* **TASK TO COMPLETE**: In full and without deviation, write out the entries that follow.

* **GIVEN RECORDS**:
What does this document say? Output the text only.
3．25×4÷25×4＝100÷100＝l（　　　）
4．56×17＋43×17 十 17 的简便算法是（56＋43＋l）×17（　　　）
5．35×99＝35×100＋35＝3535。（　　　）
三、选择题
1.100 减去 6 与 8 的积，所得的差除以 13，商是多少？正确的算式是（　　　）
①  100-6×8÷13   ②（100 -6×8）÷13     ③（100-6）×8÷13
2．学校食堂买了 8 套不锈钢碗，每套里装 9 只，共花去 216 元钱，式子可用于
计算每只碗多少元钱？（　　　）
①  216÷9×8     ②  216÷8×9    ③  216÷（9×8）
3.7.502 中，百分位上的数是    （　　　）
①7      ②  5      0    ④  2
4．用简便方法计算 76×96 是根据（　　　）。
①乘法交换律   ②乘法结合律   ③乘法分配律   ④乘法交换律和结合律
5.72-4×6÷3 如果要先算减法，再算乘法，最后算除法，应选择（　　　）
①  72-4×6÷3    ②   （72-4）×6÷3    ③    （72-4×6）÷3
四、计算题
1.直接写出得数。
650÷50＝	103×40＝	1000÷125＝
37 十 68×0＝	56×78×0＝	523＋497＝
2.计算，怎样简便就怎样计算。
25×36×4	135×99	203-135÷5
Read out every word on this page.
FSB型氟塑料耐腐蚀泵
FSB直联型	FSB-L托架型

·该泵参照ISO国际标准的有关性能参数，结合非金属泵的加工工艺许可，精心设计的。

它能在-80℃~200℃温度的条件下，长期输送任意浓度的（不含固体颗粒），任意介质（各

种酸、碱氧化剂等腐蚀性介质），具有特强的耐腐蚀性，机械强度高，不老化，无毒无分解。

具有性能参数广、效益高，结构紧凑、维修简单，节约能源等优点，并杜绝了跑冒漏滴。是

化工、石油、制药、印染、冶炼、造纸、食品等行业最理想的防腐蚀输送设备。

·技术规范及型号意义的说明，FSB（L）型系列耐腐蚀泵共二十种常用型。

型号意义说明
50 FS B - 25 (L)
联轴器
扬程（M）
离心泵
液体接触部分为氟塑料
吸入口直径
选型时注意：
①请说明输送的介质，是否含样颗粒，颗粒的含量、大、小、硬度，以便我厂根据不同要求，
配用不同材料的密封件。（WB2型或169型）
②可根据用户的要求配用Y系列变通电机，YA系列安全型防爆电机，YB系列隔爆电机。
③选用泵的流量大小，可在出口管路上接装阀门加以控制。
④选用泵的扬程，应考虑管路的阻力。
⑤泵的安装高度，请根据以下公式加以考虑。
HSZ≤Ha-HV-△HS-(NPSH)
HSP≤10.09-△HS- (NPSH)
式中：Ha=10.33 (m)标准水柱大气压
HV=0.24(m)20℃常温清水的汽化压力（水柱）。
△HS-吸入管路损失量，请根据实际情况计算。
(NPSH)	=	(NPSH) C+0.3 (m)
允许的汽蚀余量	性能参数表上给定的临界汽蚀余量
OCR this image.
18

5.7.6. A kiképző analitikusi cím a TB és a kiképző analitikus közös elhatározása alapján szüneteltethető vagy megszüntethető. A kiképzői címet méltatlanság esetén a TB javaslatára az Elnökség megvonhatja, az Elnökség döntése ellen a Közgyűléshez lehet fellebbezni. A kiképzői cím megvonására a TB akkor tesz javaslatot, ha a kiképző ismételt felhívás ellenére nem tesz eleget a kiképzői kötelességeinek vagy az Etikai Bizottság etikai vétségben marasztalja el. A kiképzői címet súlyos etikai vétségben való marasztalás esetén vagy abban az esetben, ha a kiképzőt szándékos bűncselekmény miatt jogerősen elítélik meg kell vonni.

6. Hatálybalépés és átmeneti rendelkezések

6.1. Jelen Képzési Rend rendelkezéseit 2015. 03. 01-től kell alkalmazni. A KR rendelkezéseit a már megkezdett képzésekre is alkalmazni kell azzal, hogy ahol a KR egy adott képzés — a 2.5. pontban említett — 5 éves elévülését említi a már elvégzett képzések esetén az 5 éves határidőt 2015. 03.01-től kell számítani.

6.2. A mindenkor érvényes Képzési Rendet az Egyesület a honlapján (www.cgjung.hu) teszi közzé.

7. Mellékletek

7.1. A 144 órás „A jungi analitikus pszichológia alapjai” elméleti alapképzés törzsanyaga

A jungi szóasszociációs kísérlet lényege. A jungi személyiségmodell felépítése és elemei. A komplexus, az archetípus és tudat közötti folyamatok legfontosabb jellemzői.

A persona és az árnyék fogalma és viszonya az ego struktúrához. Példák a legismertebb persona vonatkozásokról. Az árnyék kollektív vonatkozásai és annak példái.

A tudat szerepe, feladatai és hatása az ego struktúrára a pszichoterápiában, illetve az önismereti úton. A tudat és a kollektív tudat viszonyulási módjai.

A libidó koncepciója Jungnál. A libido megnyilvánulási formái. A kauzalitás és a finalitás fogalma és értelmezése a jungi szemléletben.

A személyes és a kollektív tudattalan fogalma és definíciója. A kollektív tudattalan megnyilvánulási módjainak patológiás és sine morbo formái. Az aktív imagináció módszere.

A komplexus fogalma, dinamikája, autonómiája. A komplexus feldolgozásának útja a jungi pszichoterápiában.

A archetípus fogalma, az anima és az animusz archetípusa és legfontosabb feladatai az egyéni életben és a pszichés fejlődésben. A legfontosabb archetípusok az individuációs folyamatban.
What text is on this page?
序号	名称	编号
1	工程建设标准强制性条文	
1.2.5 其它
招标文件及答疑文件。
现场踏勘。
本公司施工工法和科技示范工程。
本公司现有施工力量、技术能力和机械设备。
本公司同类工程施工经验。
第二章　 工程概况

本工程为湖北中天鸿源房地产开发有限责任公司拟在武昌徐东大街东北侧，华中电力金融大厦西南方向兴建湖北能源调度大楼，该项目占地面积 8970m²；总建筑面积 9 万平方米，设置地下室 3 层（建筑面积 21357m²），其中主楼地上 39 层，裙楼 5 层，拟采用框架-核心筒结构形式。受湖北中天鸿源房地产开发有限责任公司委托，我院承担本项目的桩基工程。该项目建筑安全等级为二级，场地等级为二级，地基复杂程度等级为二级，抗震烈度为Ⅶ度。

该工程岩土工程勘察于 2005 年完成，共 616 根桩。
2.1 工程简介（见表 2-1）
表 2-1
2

* **RESULT**:
What does this document say? Output the text only.
3．25×4÷25×4＝100÷100＝l（　　　）
4．56×17＋43×17 十 17 的简便算法是（56＋43＋l）×17（　　　）
5．35×99＝35×100＋35＝3535。（　　　）
三、选择题
1.100 减去 6 与 8 的积，所得的差除以 13，商是多少？正确的算式是（　　　）
①  100-6×8÷13   ②（100 -6×8）÷13     ③（100-6）×8÷13
2．学校食堂买了 8 套不锈钢碗，每套里装 9 只，共花去 216 元钱，式子可用于
计算每只碗多少元钱？（　　　）
①  216÷9×8     ②  216÷8×9    ③  216÷（9×8）
3.7.502 中，百分位上的数是    （　　　）
①7      ②  5      0    ④  2
4．用简便方法计算 76×96 是根据（　　　）。
①乘法交换律   ②乘法结合律   ③乘法分配律   ④乘法交换律和结合律
5.72-4×6÷3 如果要先算减法，再算乘法，最后算除法，应选择（　　　）
①  72-4×6÷3    ②   （72-4）×6÷3    ③    （72-4×6）÷3
四、计算题
1.直接写出得数。
650÷50＝	103×40＝	1000÷125＝
37 十 68×0＝	56×78×0＝	523＋497＝
2.计算，怎样简便就怎样计算。
25×36×4	135×99	203-135÷5
Read out every word on this page.
FSB型氟塑料耐腐蚀泵
FSB直联型	FSB-L托架型

·该泵参照ISO国际标准的有关性能参数，结合非金属泵的加工工艺许可，精心设计的。

它能在-80℃~200℃温度的条件下，长期输送任意浓度的（不含固体颗粒），任意介质（各

种酸、碱氧化剂等腐蚀性介质），具有特强的耐腐蚀性，机械强度高，不老化，无毒无分解。

具有性能参数广、效益高，结构紧凑、维修简单，节约能源等优点，并杜绝了跑冒漏滴。是

化工、石油、制药、印染、冶炼、造纸、食品等行业最理想的防腐蚀输送设备。

·技术规范及型号意义的说明，FSB（L）型系列耐腐蚀泵共二十种常用型。

型号意义说明
50 FS B - 25 (L)
联轴器
扬程（M）
离心泵
液体接触部分为氟塑料
吸入口直径
选型时注意：
①请说明输送的介质，是否含样颗粒，颗粒的含量、大、小、硬度，以便我厂根据不同要求，
配用不同材料的密封件。（WB2型或169型）
②可根据用户的要求配用Y系列变通电机，YA系列安全型防爆电机，YB系列隔爆电机。
③选用泵的流量大小，可在出口管路上接装阀门加以控制。
④选用泵的扬程，应考虑管路的阻力。
⑤泵的安装高度，请根据以下公式加以考虑。
HSZ≤Ha-HV-△HS-(NPSH)
HSP≤10.09-△HS- (NPSH)
式中：Ha=10.33 (m)标准水柱大气压
HV=0.24(m)20℃常温清水的汽化压力（水柱）。
△HS-吸入管路损失量，请根据实际情况计算。
(NPSH)	=	(NPSH) C+0.3 (m)
允许的汽蚀余量	性能参数表上给定的临界汽蚀余量
OCR this image.
18

5.7.6. A kiképző analitikusi cím a TB és a kiképző analitikus közös elhatározása alapján szüneteltethető vagy megszüntethető. A kiképzői címet méltatlanság esetén a TB javaslatára az Elnökség megvonhatja, az Elnökség döntése ellen a Közgyűléshez lehet fellebbezni. A kiképzői cím megvonására a TB akkor tesz javaslatot, ha a kiképző ismételt felhívás ellenére nem tesz eleget a kiképzői kötelességeinek vagy az Etikai Bizottság etikai vétségben marasztalja el. A kiképzői címet súlyos etikai vétségben való marasztalás esetén vagy abban az esetben, ha a kiképzőt szándékos bűncselekmény miatt jogerősen elítélik meg kell vonni.

6. Hatálybalépés és átmeneti rendelkezések

6.1. Jelen Képzési Rend rendelkezéseit 2015. 03. 01-től kell alkalmazni. A KR rendelkezéseit a már megkezdett képzésekre is alkalmazni kell azzal, hogy ahol a KR egy adott képzés — a 2.5. pontban említett — 5 éves elévülését említi a már elvégzett képzések esetén az 5 éves határidőt 2015. 03.01-től kell számítani.

6.2. A mindenkor érvényes Képzési Rendet az Egyesület a honlapján (www.cgjung.hu) teszi közzé.

7. Mellékletek

7.1. A 144 órás „A jungi analitikus pszichológia alapjai” elméleti alapképzés törzsanyaga

A jungi szóasszociációs kísérlet lényege. A jungi személyiségmodell felépítése és elemei. A komplexus, az archetípus és tudat közötti folyamatok legfontosabb jellemzői.

A persona és az árnyék fogalma és viszonya az ego struktúrához. Példák a legismertebb persona vonatkozásokról. Az árnyék kollektív vonatkozásai és annak példái.

A tudat szerepe, feladatai és hatása az ego struktúrára a pszichoterápiában, illetve az önismereti úton. A tudat és a kollektív tudat viszonyulási módjai.

A libidó koncepciója Jungnál. A libido megnyilvánulási formái. A kauzalitás és a finalitás fogalma és értelmezése a jungi szemléletben.

A személyes és a kollektív tudattalan fogalma és definíciója. A kollektív tudattalan megnyilvánulási módjainak patológiás és sine morbo formái. Az aktív imagináció módszere.

A komplexus fogalma, dinamikája, autonómiája. A komplexus feldolgozásának útja a jungi pszichoterápiában.

A archetípus fogalma, az anima és az animusz archetípusa és legfontosabb feladatai az egyéni életben és a pszichés fejlődésben. A legfontosabb archetípusok az individuációs folyamatban.
What text is on this page?
序号	名称	编号
1	工程建设标准强制性条文	
1.2.5 其它
招标文件及答疑文件。
现场踏勘。
本公司施工工法和科技示范工程。
本公司现有施工力量、技术能力和机械设备。
本公司同类工程施工经验。
第二章　 工程概况

本工程为湖北中天鸿源房地产开发有限责任公司拟在武昌徐东大街东北侧，华中电力金融大厦西南方向兴建湖北能源调度大楼，该项目占地面积 8970m²；总建筑面积 9 万平方米，设置地下室 3 层（建筑面积 21357m²），其中主楼地上 39 层，裙楼 5 层，拟采用框架-核心筒结构形式。受湖北中天鸿源房地产开发有限责任公司委托，我院承担本项目的桩基工程。该项目建筑安全等级为二级，场地等级为二级，地基复杂程度等级为二级，抗震烈度为Ⅶ度。

该工程岩土工程勘察于 2005 年完成，共 616 根桩。
2.1 工程简介（见表 2-1）
表 2-1
2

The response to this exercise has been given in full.